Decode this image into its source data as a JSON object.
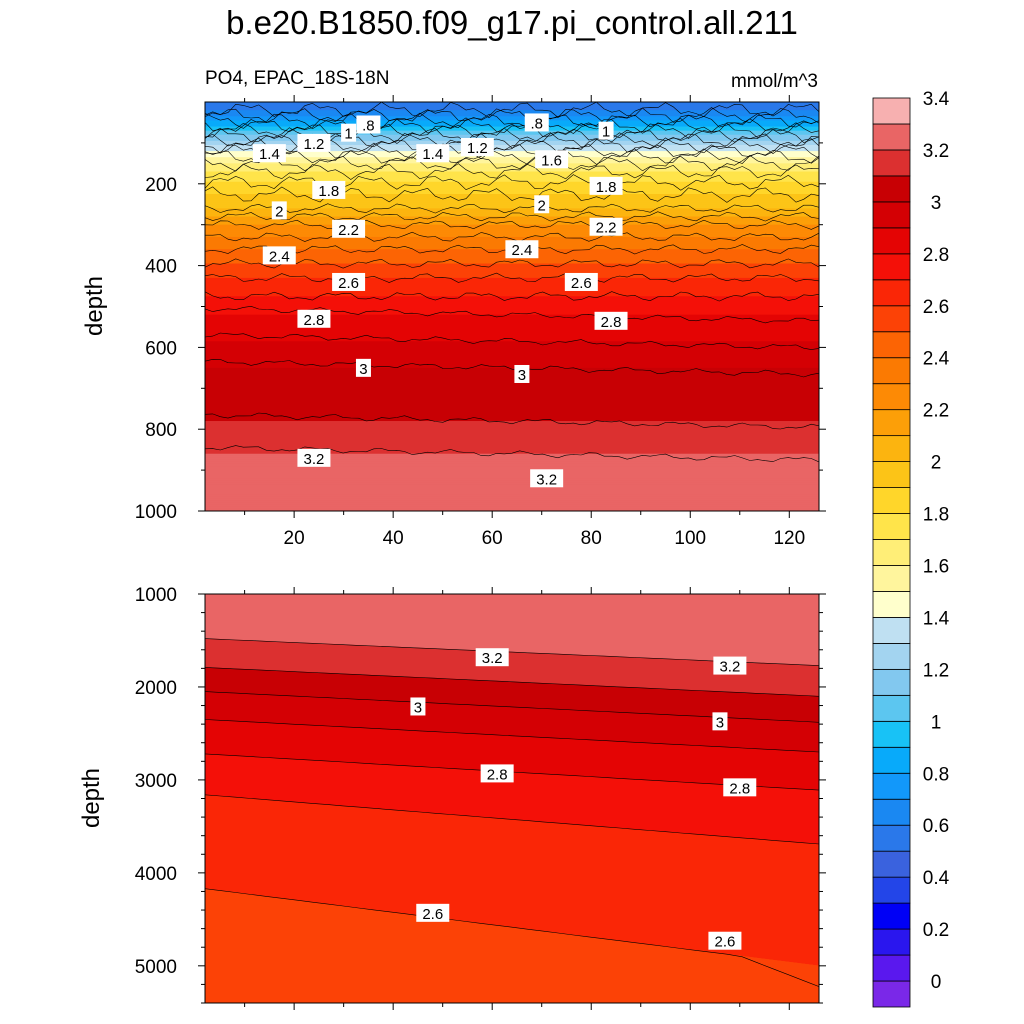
{
  "title": "b.e20.B1850.f09_g17.pi_control.all.211",
  "chart_data": [
    {
      "type": "contour",
      "panel": "upper",
      "left_label": "PO4, EPAC_18S-18N",
      "units": "mmol/m^3",
      "ylabel": "depth",
      "xlabel": "",
      "xlim": [
        2,
        126
      ],
      "ylim": [
        1000,
        0
      ],
      "x_ticks": [
        20,
        40,
        60,
        80,
        100,
        120
      ],
      "y_ticks": [
        200,
        400,
        600,
        800,
        1000
      ],
      "contour_profile": [
        {
          "depth": 5,
          "value": 0.5
        },
        {
          "depth": 40,
          "value": 0.75
        },
        {
          "depth": 100,
          "value": 1.25
        },
        {
          "depth": 140,
          "value": 1.55
        },
        {
          "depth": 170,
          "value": 1.7
        },
        {
          "depth": 210,
          "value": 1.85
        },
        {
          "depth": 260,
          "value": 2.0
        },
        {
          "depth": 300,
          "value": 2.2
        },
        {
          "depth": 360,
          "value": 2.4
        },
        {
          "depth": 430,
          "value": 2.6
        },
        {
          "depth": 520,
          "value": 2.8
        },
        {
          "depth": 650,
          "value": 3.0
        },
        {
          "depth": 780,
          "value": 3.1
        },
        {
          "depth": 860,
          "value": 3.2
        },
        {
          "depth": 1000,
          "value": 3.25
        }
      ],
      "contour_labels": [
        {
          "x": 15,
          "depth": 125,
          "text": "1.4"
        },
        {
          "x": 24,
          "depth": 100,
          "text": "1.2"
        },
        {
          "x": 31,
          "depth": 75,
          "text": "1"
        },
        {
          "x": 35,
          "depth": 55,
          "text": ".8"
        },
        {
          "x": 48,
          "depth": 125,
          "text": "1.4"
        },
        {
          "x": 57,
          "depth": 110,
          "text": "1.2"
        },
        {
          "x": 69,
          "depth": 50,
          "text": ".8"
        },
        {
          "x": 72,
          "depth": 140,
          "text": "1.6"
        },
        {
          "x": 83,
          "depth": 70,
          "text": "1"
        },
        {
          "x": 27,
          "depth": 215,
          "text": "1.8"
        },
        {
          "x": 83,
          "depth": 205,
          "text": "1.8"
        },
        {
          "x": 17,
          "depth": 265,
          "text": "2"
        },
        {
          "x": 70,
          "depth": 250,
          "text": "2"
        },
        {
          "x": 31,
          "depth": 310,
          "text": "2.2"
        },
        {
          "x": 83,
          "depth": 305,
          "text": "2.2"
        },
        {
          "x": 17,
          "depth": 375,
          "text": "2.4"
        },
        {
          "x": 66,
          "depth": 360,
          "text": "2.4"
        },
        {
          "x": 31,
          "depth": 440,
          "text": "2.6"
        },
        {
          "x": 78,
          "depth": 440,
          "text": "2.6"
        },
        {
          "x": 24,
          "depth": 530,
          "text": "2.8"
        },
        {
          "x": 84,
          "depth": 535,
          "text": "2.8"
        },
        {
          "x": 34,
          "depth": 650,
          "text": "3"
        },
        {
          "x": 66,
          "depth": 665,
          "text": "3"
        },
        {
          "x": 24,
          "depth": 870,
          "text": "3.2"
        },
        {
          "x": 71,
          "depth": 920,
          "text": "3.2"
        }
      ]
    },
    {
      "type": "contour",
      "panel": "lower",
      "ylabel": "depth",
      "xlabel": "",
      "xlim": [
        2,
        126
      ],
      "ylim": [
        5400,
        1000
      ],
      "x_ticks": [
        20,
        40,
        60,
        80,
        100,
        120
      ],
      "y_ticks": [
        1000,
        2000,
        3000,
        4000,
        5000
      ],
      "contour_levels": [
        3.2,
        3.1,
        3.0,
        2.9,
        2.8,
        2.7,
        2.6,
        2.5
      ],
      "contour_lines": [
        {
          "level": 3.2,
          "depth_left": 1480,
          "depth_right": 1770
        },
        {
          "level": 3.1,
          "depth_left": 1790,
          "depth_right": 2100
        },
        {
          "level": 3.0,
          "depth_left": 2050,
          "depth_right": 2380
        },
        {
          "level": 2.9,
          "depth_left": 2350,
          "depth_right": 2700
        },
        {
          "level": 2.8,
          "depth_left": 2720,
          "depth_right": 3110
        },
        {
          "level": 2.7,
          "depth_left": 3160,
          "depth_right": 3690
        },
        {
          "level": 2.6,
          "depth_left": 4170,
          "depth_right": 5000
        }
      ],
      "contour_labels": [
        {
          "x": 60,
          "depth": 1680,
          "text": "3.2"
        },
        {
          "x": 108,
          "depth": 1770,
          "text": "3.2"
        },
        {
          "x": 45,
          "depth": 2210,
          "text": "3"
        },
        {
          "x": 106,
          "depth": 2370,
          "text": "3"
        },
        {
          "x": 61,
          "depth": 2930,
          "text": "2.8"
        },
        {
          "x": 110,
          "depth": 3080,
          "text": "2.8"
        },
        {
          "x": 48,
          "depth": 4430,
          "text": "2.6"
        },
        {
          "x": 107,
          "depth": 4730,
          "text": "2.6"
        }
      ]
    }
  ],
  "colorbar": {
    "labels": [
      "0",
      "0.2",
      "0.4",
      "0.6",
      "0.8",
      "1",
      "1.2",
      "1.4",
      "1.6",
      "1.8",
      "2",
      "2.2",
      "2.4",
      "2.6",
      "2.8",
      "3",
      "3.2",
      "3.4"
    ],
    "colors": [
      "#7a28e8",
      "#5a18ee",
      "#2a16ee",
      "#0000f6",
      "#2345e8",
      "#3a62de",
      "#2a78ea",
      "#1a88f2",
      "#1298fa",
      "#08aafa",
      "#18c2f6",
      "#5cc6f0",
      "#82c8ef",
      "#a3d4f0",
      "#bfe0f2",
      "#ffffcc",
      "#fff59d",
      "#ffee77",
      "#ffe44a",
      "#ffd62a",
      "#fcc417",
      "#fcb40f",
      "#fc9f08",
      "#fd8a05",
      "#fb7a02",
      "#fc6404",
      "#fc4206",
      "#fa2606",
      "#f41008",
      "#e40404",
      "#d40004",
      "#c80004",
      "#dc3030",
      "#e96565",
      "#f7b0b0"
    ]
  }
}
* * * * * * * * *
_What is being asked:_
Repeat the records above verbatim, with no pictures in the result.

_Reply:_
Decode this image into its source data as a JSON object.
{
  "title": "b.e20.B1850.f09_g17.pi_control.all.211",
  "chart_data": [
    {
      "type": "contour",
      "panel": "upper",
      "left_label": "PO4, EPAC_18S-18N",
      "units": "mmol/m^3",
      "ylabel": "depth",
      "xlabel": "",
      "xlim": [
        2,
        126
      ],
      "ylim": [
        1000,
        0
      ],
      "x_ticks": [
        20,
        40,
        60,
        80,
        100,
        120
      ],
      "y_ticks": [
        200,
        400,
        600,
        800,
        1000
      ],
      "contour_profile": [
        {
          "depth": 5,
          "value": 0.5
        },
        {
          "depth": 40,
          "value": 0.75
        },
        {
          "depth": 100,
          "value": 1.25
        },
        {
          "depth": 140,
          "value": 1.55
        },
        {
          "depth": 170,
          "value": 1.7
        },
        {
          "depth": 210,
          "value": 1.85
        },
        {
          "depth": 260,
          "value": 2.0
        },
        {
          "depth": 300,
          "value": 2.2
        },
        {
          "depth": 360,
          "value": 2.4
        },
        {
          "depth": 430,
          "value": 2.6
        },
        {
          "depth": 520,
          "value": 2.8
        },
        {
          "depth": 650,
          "value": 3.0
        },
        {
          "depth": 780,
          "value": 3.1
        },
        {
          "depth": 860,
          "value": 3.2
        },
        {
          "depth": 1000,
          "value": 3.25
        }
      ],
      "contour_labels": [
        {
          "x": 15,
          "depth": 125,
          "text": "1.4"
        },
        {
          "x": 24,
          "depth": 100,
          "text": "1.2"
        },
        {
          "x": 31,
          "depth": 75,
          "text": "1"
        },
        {
          "x": 35,
          "depth": 55,
          "text": ".8"
        },
        {
          "x": 48,
          "depth": 125,
          "text": "1.4"
        },
        {
          "x": 57,
          "depth": 110,
          "text": "1.2"
        },
        {
          "x": 69,
          "depth": 50,
          "text": ".8"
        },
        {
          "x": 72,
          "depth": 140,
          "text": "1.6"
        },
        {
          "x": 83,
          "depth": 70,
          "text": "1"
        },
        {
          "x": 27,
          "depth": 215,
          "text": "1.8"
        },
        {
          "x": 83,
          "depth": 205,
          "text": "1.8"
        },
        {
          "x": 17,
          "depth": 265,
          "text": "2"
        },
        {
          "x": 70,
          "depth": 250,
          "text": "2"
        },
        {
          "x": 31,
          "depth": 310,
          "text": "2.2"
        },
        {
          "x": 83,
          "depth": 305,
          "text": "2.2"
        },
        {
          "x": 17,
          "depth": 375,
          "text": "2.4"
        },
        {
          "x": 66,
          "depth": 360,
          "text": "2.4"
        },
        {
          "x": 31,
          "depth": 440,
          "text": "2.6"
        },
        {
          "x": 78,
          "depth": 440,
          "text": "2.6"
        },
        {
          "x": 24,
          "depth": 530,
          "text": "2.8"
        },
        {
          "x": 84,
          "depth": 535,
          "text": "2.8"
        },
        {
          "x": 34,
          "depth": 650,
          "text": "3"
        },
        {
          "x": 66,
          "depth": 665,
          "text": "3"
        },
        {
          "x": 24,
          "depth": 870,
          "text": "3.2"
        },
        {
          "x": 71,
          "depth": 920,
          "text": "3.2"
        }
      ]
    },
    {
      "type": "contour",
      "panel": "lower",
      "ylabel": "depth",
      "xlabel": "",
      "xlim": [
        2,
        126
      ],
      "ylim": [
        5400,
        1000
      ],
      "x_ticks": [
        20,
        40,
        60,
        80,
        100,
        120
      ],
      "y_ticks": [
        1000,
        2000,
        3000,
        4000,
        5000
      ],
      "contour_levels": [
        3.2,
        3.1,
        3.0,
        2.9,
        2.8,
        2.7,
        2.6,
        2.5
      ],
      "contour_lines": [
        {
          "level": 3.2,
          "depth_left": 1480,
          "depth_right": 1770
        },
        {
          "level": 3.1,
          "depth_left": 1790,
          "depth_right": 2100
        },
        {
          "level": 3.0,
          "depth_left": 2050,
          "depth_right": 2380
        },
        {
          "level": 2.9,
          "depth_left": 2350,
          "depth_right": 2700
        },
        {
          "level": 2.8,
          "depth_left": 2720,
          "depth_right": 3110
        },
        {
          "level": 2.7,
          "depth_left": 3160,
          "depth_right": 3690
        },
        {
          "level": 2.6,
          "depth_left": 4170,
          "depth_right": 5000
        }
      ],
      "contour_labels": [
        {
          "x": 60,
          "depth": 1680,
          "text": "3.2"
        },
        {
          "x": 108,
          "depth": 1770,
          "text": "3.2"
        },
        {
          "x": 45,
          "depth": 2210,
          "text": "3"
        },
        {
          "x": 106,
          "depth": 2370,
          "text": "3"
        },
        {
          "x": 61,
          "depth": 2930,
          "text": "2.8"
        },
        {
          "x": 110,
          "depth": 3080,
          "text": "2.8"
        },
        {
          "x": 48,
          "depth": 4430,
          "text": "2.6"
        },
        {
          "x": 107,
          "depth": 4730,
          "text": "2.6"
        }
      ]
    }
  ],
  "colorbar": {
    "labels": [
      "0",
      "0.2",
      "0.4",
      "0.6",
      "0.8",
      "1",
      "1.2",
      "1.4",
      "1.6",
      "1.8",
      "2",
      "2.2",
      "2.4",
      "2.6",
      "2.8",
      "3",
      "3.2",
      "3.4"
    ],
    "colors": [
      "#7a28e8",
      "#5a18ee",
      "#2a16ee",
      "#0000f6",
      "#2345e8",
      "#3a62de",
      "#2a78ea",
      "#1a88f2",
      "#1298fa",
      "#08aafa",
      "#18c2f6",
      "#5cc6f0",
      "#82c8ef",
      "#a3d4f0",
      "#bfe0f2",
      "#ffffcc",
      "#fff59d",
      "#ffee77",
      "#ffe44a",
      "#ffd62a",
      "#fcc417",
      "#fcb40f",
      "#fc9f08",
      "#fd8a05",
      "#fb7a02",
      "#fc6404",
      "#fc4206",
      "#fa2606",
      "#f41008",
      "#e40404",
      "#d40004",
      "#c80004",
      "#dc3030",
      "#e96565",
      "#f7b0b0"
    ]
  }
}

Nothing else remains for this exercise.